───── Listed records ─────

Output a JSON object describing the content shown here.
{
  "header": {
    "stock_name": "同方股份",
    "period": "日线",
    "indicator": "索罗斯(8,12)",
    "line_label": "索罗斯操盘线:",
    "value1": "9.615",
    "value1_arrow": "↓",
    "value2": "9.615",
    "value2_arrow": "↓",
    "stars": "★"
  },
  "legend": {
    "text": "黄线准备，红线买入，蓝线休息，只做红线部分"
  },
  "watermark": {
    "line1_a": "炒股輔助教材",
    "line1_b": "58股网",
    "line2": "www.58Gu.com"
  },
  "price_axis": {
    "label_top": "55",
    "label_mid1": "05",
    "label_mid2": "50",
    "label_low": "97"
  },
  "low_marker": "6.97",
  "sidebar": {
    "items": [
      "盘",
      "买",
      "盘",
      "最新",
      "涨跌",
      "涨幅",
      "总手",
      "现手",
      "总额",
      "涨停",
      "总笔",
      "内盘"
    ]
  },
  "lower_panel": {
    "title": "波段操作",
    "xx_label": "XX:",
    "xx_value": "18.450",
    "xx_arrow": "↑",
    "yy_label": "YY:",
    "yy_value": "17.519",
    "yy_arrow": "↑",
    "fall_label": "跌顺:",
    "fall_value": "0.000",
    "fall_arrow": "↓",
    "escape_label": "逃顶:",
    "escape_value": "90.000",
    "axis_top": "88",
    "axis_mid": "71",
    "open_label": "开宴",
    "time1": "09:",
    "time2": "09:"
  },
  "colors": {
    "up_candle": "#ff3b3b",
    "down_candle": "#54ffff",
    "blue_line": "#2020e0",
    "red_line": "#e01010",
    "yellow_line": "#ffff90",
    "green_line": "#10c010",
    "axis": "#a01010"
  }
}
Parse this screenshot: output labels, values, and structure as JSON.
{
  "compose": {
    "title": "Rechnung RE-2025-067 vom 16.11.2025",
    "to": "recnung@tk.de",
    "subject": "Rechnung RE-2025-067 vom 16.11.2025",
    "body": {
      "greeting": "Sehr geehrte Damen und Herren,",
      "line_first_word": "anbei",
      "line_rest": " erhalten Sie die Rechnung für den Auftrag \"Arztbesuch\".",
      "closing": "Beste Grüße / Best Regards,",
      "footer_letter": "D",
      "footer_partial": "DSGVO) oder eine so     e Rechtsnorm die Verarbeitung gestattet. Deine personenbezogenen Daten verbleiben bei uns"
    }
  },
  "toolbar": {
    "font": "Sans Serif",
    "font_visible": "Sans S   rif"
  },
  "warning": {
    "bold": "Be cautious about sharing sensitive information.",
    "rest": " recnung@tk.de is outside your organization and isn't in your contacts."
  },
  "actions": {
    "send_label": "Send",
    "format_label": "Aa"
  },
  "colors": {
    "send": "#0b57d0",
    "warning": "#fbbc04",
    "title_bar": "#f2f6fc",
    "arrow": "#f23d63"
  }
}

─────

- **The problem**
Every line above should be printed again exactly as it stands.

- **Written solution**
Output a JSON object describing the content shown here.
{
  "header": {
    "stock_name": "同方股份",
    "period": "日线",
    "indicator": "索罗斯(8,12)",
    "line_label": "索罗斯操盘线:",
    "value1": "9.615",
    "value1_arrow": "↓",
    "value2": "9.615",
    "value2_arrow": "↓",
    "stars": "★"
  },
  "legend": {
    "text": "黄线准备，红线买入，蓝线休息，只做红线部分"
  },
  "watermark": {
    "line1_a": "炒股輔助教材",
    "line1_b": "58股网",
    "line2": "www.58Gu.com"
  },
  "price_axis": {
    "label_top": "55",
    "label_mid1": "05",
    "label_mid2": "50",
    "label_low": "97"
  },
  "low_marker": "6.97",
  "sidebar": {
    "items": [
      "盘",
      "买",
      "盘",
      "最新",
      "涨跌",
      "涨幅",
      "总手",
      "现手",
      "总额",
      "涨停",
      "总笔",
      "内盘"
    ]
  },
  "lower_panel": {
    "title": "波段操作",
    "xx_label": "XX:",
    "xx_value": "18.450",
    "xx_arrow": "↑",
    "yy_label": "YY:",
    "yy_value": "17.519",
    "yy_arrow": "↑",
    "fall_label": "跌顺:",
    "fall_value": "0.000",
    "fall_arrow": "↓",
    "escape_label": "逃顶:",
    "escape_value": "90.000",
    "axis_top": "88",
    "axis_mid": "71",
    "open_label": "开宴",
    "time1": "09:",
    "time2": "09:"
  },
  "colors": {
    "up_candle": "#ff3b3b",
    "down_candle": "#54ffff",
    "blue_line": "#2020e0",
    "red_line": "#e01010",
    "yellow_line": "#ffff90",
    "green_line": "#10c010",
    "axis": "#a01010"
  }
}
Parse this screenshot: output labels, values, and structure as JSON.
{
  "compose": {
    "title": "Rechnung RE-2025-067 vom 16.11.2025",
    "to": "recnung@tk.de",
    "subject": "Rechnung RE-2025-067 vom 16.11.2025",
    "body": {
      "greeting": "Sehr geehrte Damen und Herren,",
      "line_first_word": "anbei",
      "line_rest": " erhalten Sie die Rechnung für den Auftrag \"Arztbesuch\".",
      "closing": "Beste Grüße / Best Regards,",
      "footer_letter": "D",
      "footer_partial": "DSGVO) oder eine so     e Rechtsnorm die Verarbeitung gestattet. Deine personenbezogenen Daten verbleiben bei uns"
    }
  },
  "toolbar": {
    "font": "Sans Serif",
    "font_visible": "Sans S   rif"
  },
  "warning": {
    "bold": "Be cautious about sharing sensitive information.",
    "rest": " recnung@tk.de is outside your organization and isn't in your contacts."
  },
  "actions": {
    "send_label": "Send",
    "format_label": "Aa"
  },
  "colors": {
    "send": "#0b57d0",
    "warning": "#fbbc04",
    "title_bar": "#f2f6fc",
    "arrow": "#f23d63"
  }
}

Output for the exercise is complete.